Exercise description
Show all lines holding "June".

Record set
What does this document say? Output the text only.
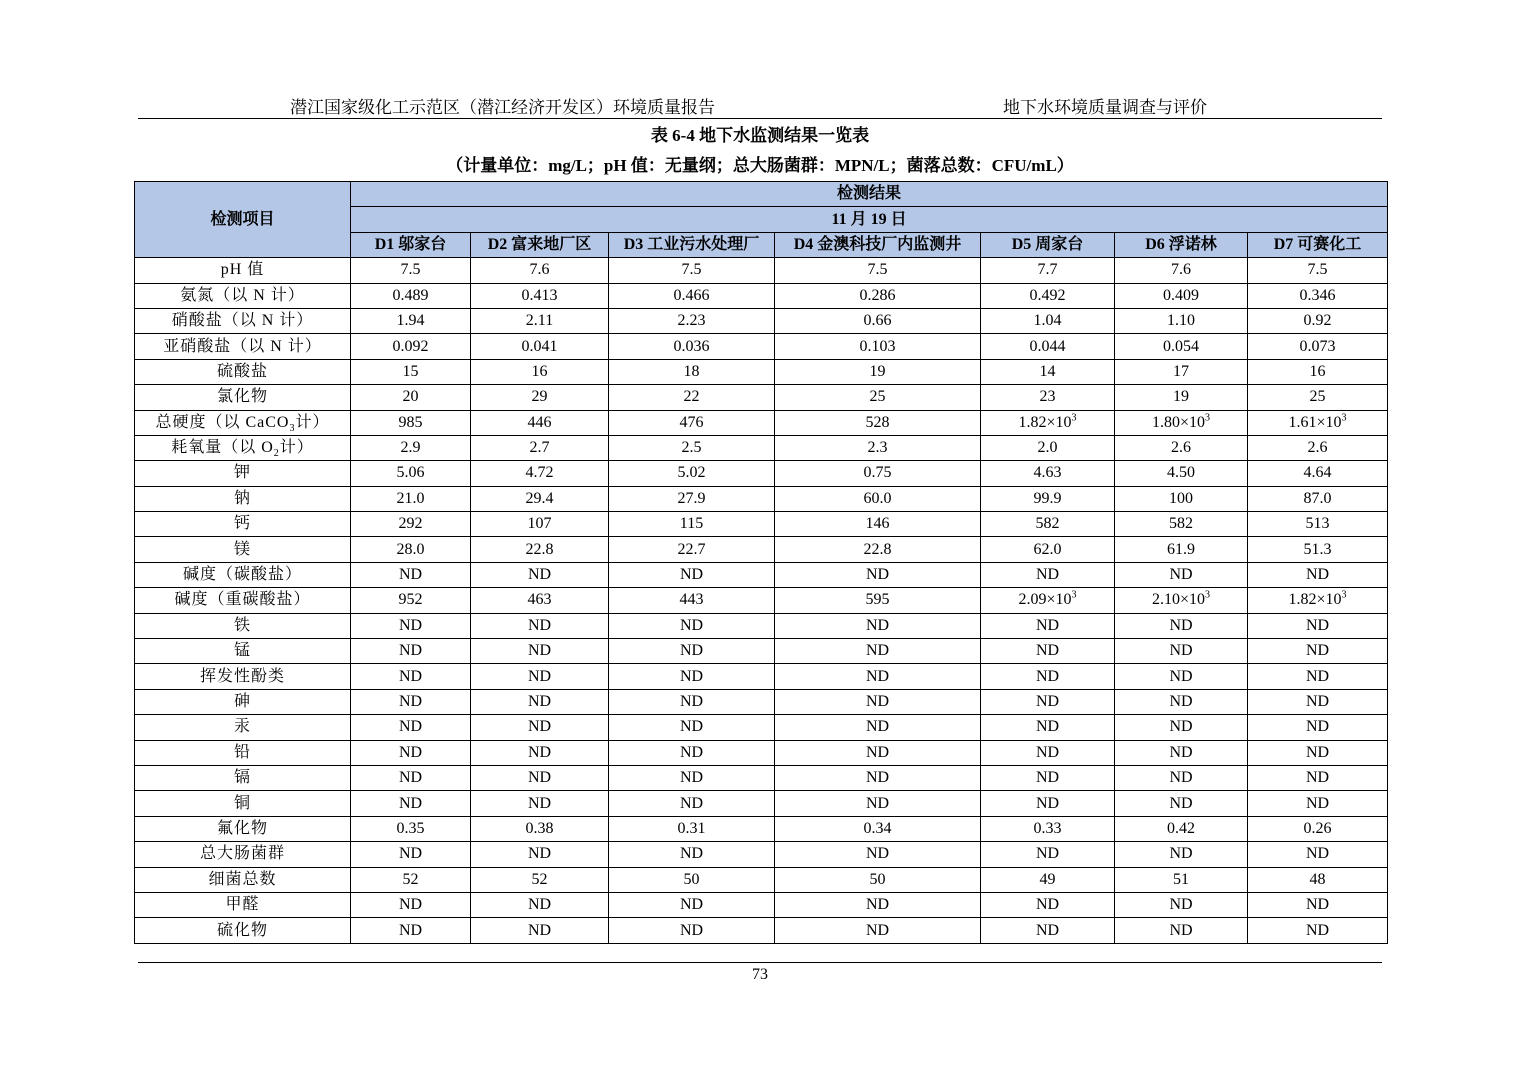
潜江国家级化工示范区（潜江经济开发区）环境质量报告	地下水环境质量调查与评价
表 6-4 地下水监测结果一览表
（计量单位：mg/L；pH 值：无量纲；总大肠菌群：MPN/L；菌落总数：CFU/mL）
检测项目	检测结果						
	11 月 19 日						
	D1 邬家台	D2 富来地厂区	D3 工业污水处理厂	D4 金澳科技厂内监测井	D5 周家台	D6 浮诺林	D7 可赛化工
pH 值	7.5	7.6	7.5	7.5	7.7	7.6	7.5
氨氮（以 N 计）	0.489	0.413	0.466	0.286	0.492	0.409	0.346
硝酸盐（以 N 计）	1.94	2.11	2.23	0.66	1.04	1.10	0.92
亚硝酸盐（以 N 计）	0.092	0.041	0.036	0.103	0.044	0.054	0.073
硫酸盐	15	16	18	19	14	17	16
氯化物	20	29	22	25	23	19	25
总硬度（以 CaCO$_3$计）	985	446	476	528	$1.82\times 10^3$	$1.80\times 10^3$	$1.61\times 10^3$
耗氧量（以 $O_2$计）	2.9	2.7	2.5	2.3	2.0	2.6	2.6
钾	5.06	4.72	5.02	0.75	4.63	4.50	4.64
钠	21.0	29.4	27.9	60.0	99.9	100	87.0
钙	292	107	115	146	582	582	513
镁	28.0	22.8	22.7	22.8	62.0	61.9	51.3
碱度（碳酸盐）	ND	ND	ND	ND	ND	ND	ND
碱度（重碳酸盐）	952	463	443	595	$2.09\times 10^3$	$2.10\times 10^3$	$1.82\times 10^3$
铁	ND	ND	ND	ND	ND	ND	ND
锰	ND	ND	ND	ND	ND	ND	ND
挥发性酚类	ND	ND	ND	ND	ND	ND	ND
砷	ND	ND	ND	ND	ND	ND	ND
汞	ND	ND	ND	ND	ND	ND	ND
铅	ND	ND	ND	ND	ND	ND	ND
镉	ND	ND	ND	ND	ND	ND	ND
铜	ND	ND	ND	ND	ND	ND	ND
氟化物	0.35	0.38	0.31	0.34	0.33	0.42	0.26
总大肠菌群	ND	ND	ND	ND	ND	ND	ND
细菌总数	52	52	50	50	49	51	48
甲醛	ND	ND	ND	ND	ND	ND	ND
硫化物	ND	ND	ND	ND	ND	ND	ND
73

==

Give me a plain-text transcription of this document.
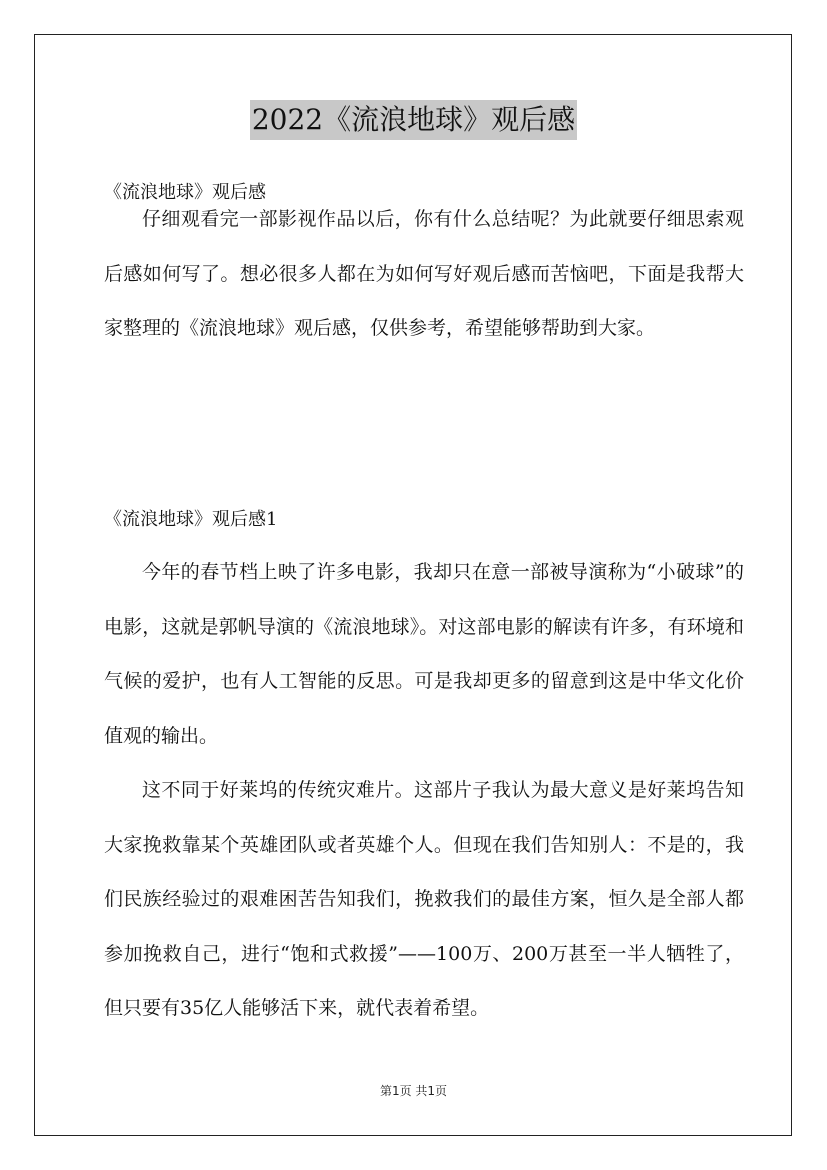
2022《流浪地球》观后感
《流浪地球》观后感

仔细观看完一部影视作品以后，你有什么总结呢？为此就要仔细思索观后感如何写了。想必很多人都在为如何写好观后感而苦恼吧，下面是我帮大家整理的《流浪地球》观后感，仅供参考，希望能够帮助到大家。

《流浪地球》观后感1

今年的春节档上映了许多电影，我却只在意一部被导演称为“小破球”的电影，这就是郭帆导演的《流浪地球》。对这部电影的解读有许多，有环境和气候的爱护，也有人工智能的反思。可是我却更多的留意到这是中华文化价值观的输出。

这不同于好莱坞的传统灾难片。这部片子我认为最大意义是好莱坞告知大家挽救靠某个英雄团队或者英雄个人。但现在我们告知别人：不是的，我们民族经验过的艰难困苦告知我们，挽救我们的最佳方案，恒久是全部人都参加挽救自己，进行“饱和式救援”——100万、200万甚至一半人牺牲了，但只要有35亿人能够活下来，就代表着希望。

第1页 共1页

---

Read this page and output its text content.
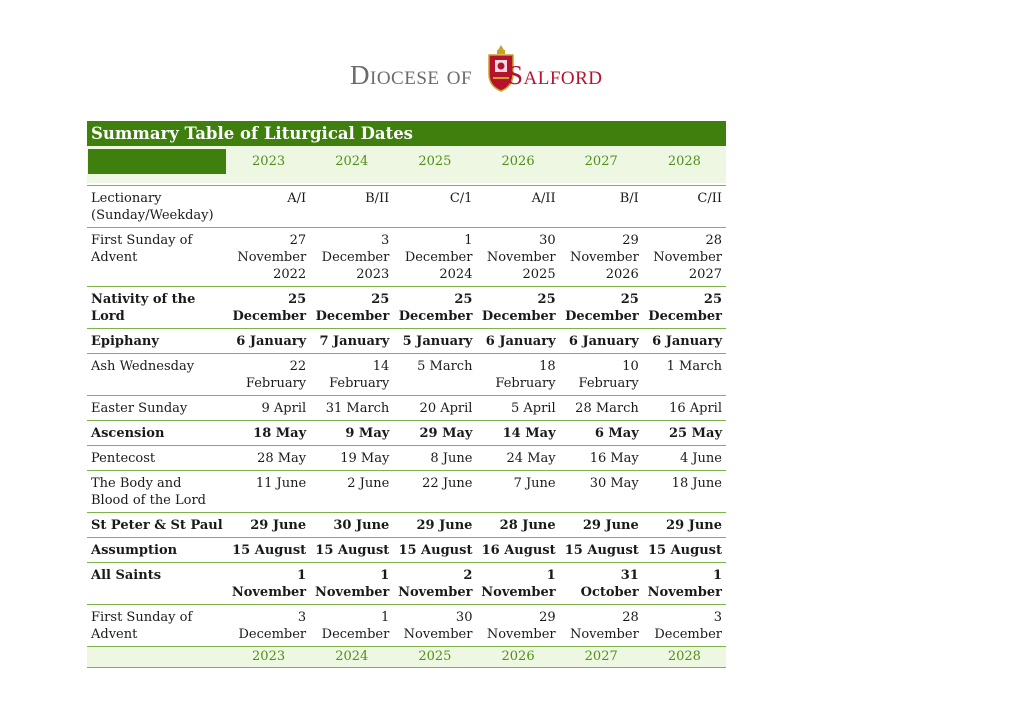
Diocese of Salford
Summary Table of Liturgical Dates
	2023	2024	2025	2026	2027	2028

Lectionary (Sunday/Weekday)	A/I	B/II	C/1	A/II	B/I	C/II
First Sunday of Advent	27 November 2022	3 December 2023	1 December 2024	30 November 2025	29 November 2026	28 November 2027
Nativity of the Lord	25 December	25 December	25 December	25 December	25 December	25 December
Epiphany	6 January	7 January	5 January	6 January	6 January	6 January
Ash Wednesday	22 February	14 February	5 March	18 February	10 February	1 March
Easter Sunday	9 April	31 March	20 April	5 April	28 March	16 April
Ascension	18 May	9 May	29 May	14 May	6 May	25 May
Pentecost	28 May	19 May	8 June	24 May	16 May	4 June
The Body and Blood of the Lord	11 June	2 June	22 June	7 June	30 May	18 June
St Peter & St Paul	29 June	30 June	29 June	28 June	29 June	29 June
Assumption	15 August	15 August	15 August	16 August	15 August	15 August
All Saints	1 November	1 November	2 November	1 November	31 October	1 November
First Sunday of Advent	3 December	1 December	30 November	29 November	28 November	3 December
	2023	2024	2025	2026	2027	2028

The output
Pentecost	28 May	19 May	8 June	24 May	16 May	4 June
The Body and Blood of the Lord	11 June	2 June	22 June	7 June	30 May	18 June
St Peter & St Paul	29 June	30 June	29 June	28 June	29 June	29 June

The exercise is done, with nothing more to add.